* _SET TASKS_:
A. Please rewrite the paragraph beginning "A sound file, such as an .ape- or .mp3-formatted file" from the APE tag article as a short bulleted list that keeps its main facts.
B. According to the APE tag article, where in a file do APE (v1) tags appear?

* _SOURCE PASSAGE_:
= APE tag =

Metadata container

APE tags comprise one extant convention used to store information (metadata) about a given digital audio file. Each APE tag constitutes a discrete element that describes a single attribute of the file's contents.
Each consists of a key/value pair; the key is simply a label that names the attribute, such as Year, Title, Artist, or Track Number, etc.), and associated with it is a corresponding value, namely, some information descriptive of this file, in terms of the attribute in question (e.g., 1973 for Year). APE tags can be used with .ape-formatted recordings, as well as with sound files of other audio file formats.

== Essence ==
A sound file, such as an .ape- or .mp3-formatted file, may, in addition to its payload audio data, also contain metadata that provide descriptive or statistical information about its audio content. When APE (v1) tags are used, they will appear at the end of the file, following the data; i.e., the digitized audio stream. Placing the tags at the end of the file, rather than at the beginning, can make expansion of the metadata simpler for programmers to code, but may add more wait time to the user experience for file loading and processing. APE field names ("keys") are character strings for which no rigid standard exists, nor is there a set list of keys nor of their allowable values.

* _GIVEN DATA_:

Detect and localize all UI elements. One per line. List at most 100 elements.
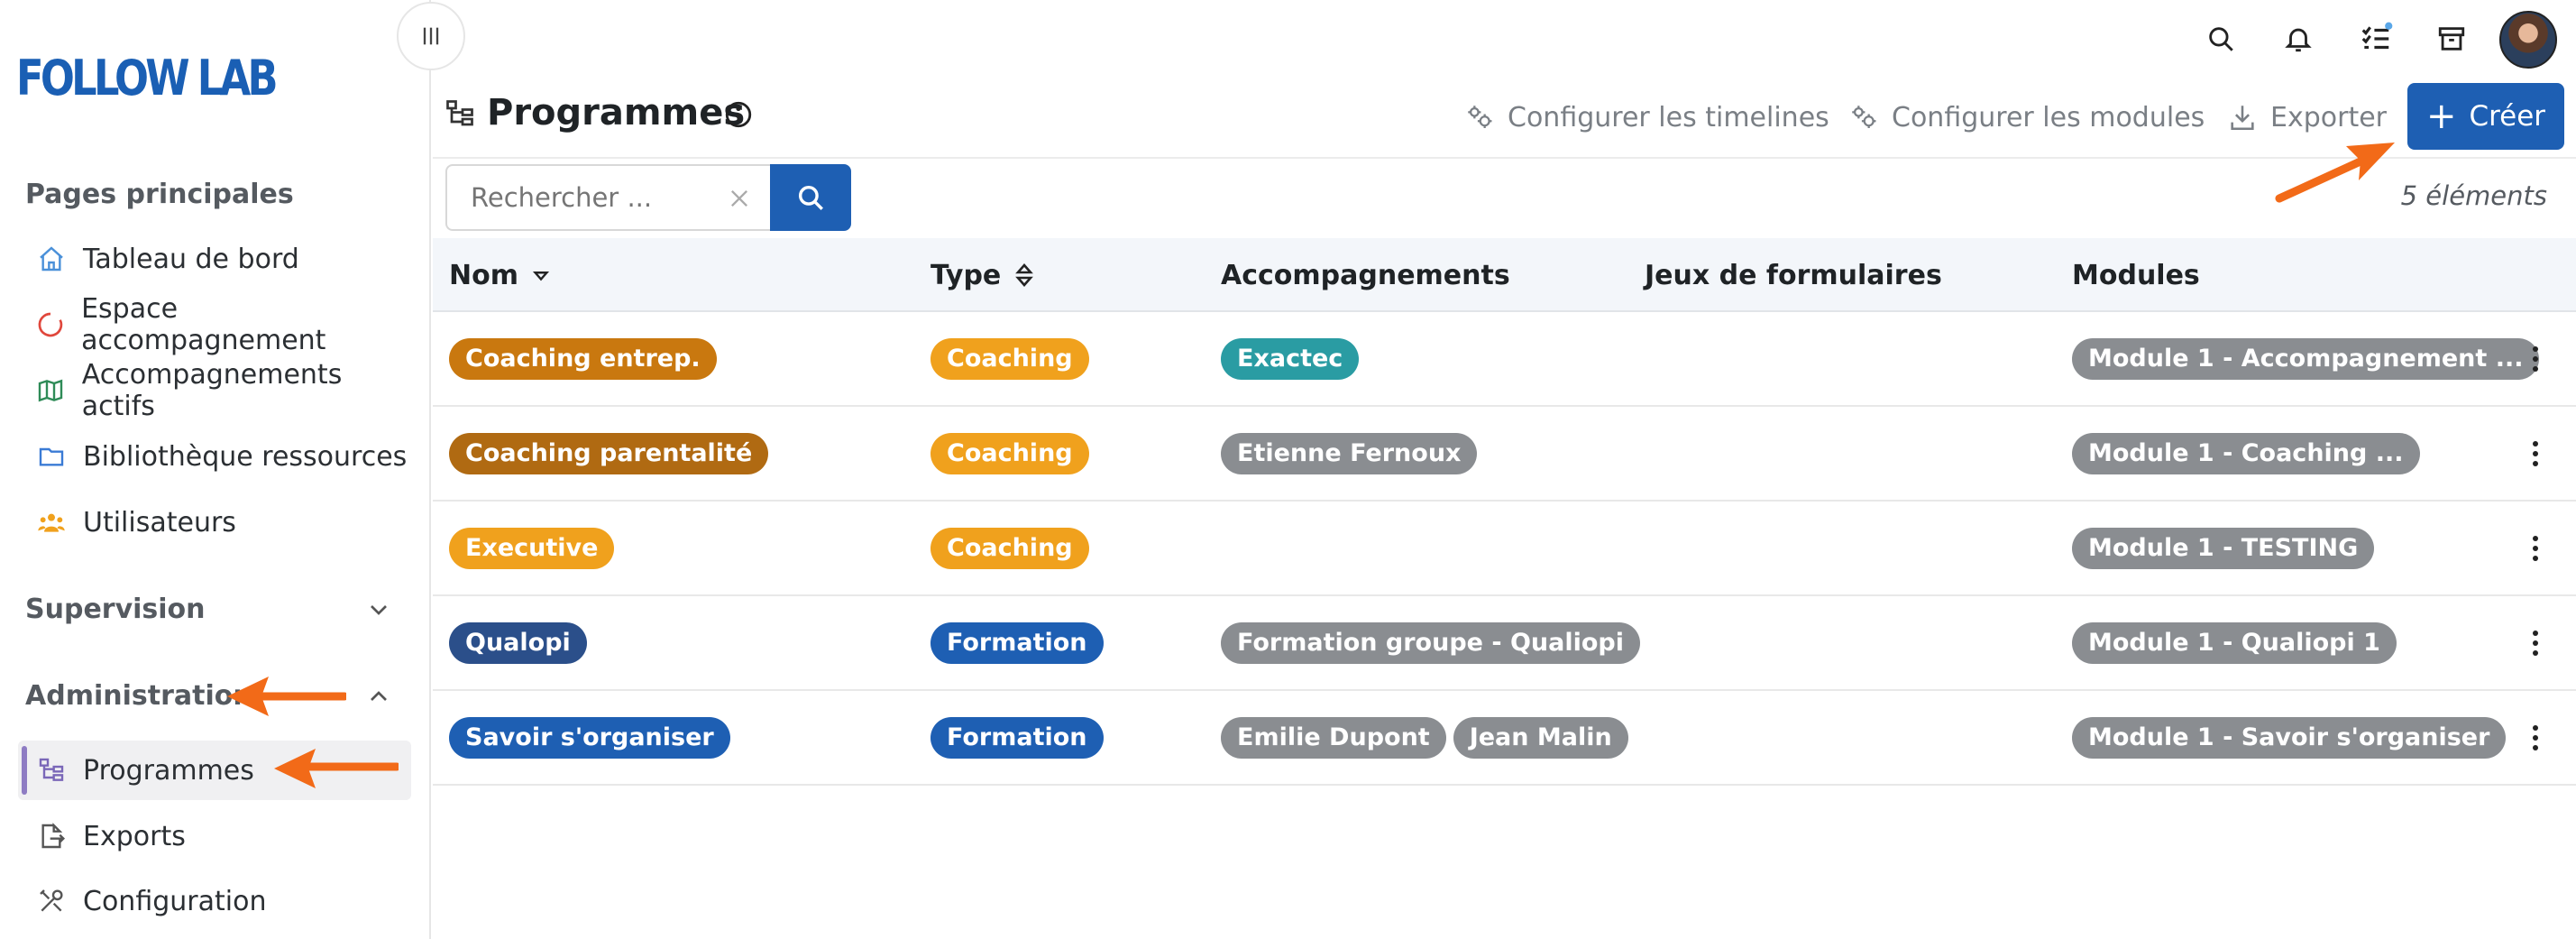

* _TASK-BY-TASK ANSWERS_:
A.
- Besides audio data, a sound file such as an .ape or .mp3 file can hold metadata with descriptive or statistical information about its audio.
- APE (v1) tags sit at the end of the file, after the digitized audio stream.
- Placing tags at the end can make expanding the metadata easier for programmers to code, but it may lengthen waits for file loading and processing.
- APE keys are character strings with no rigid standard, and there is no set list of keys or of their allowed values.

B. At the end of the file, following the audio data.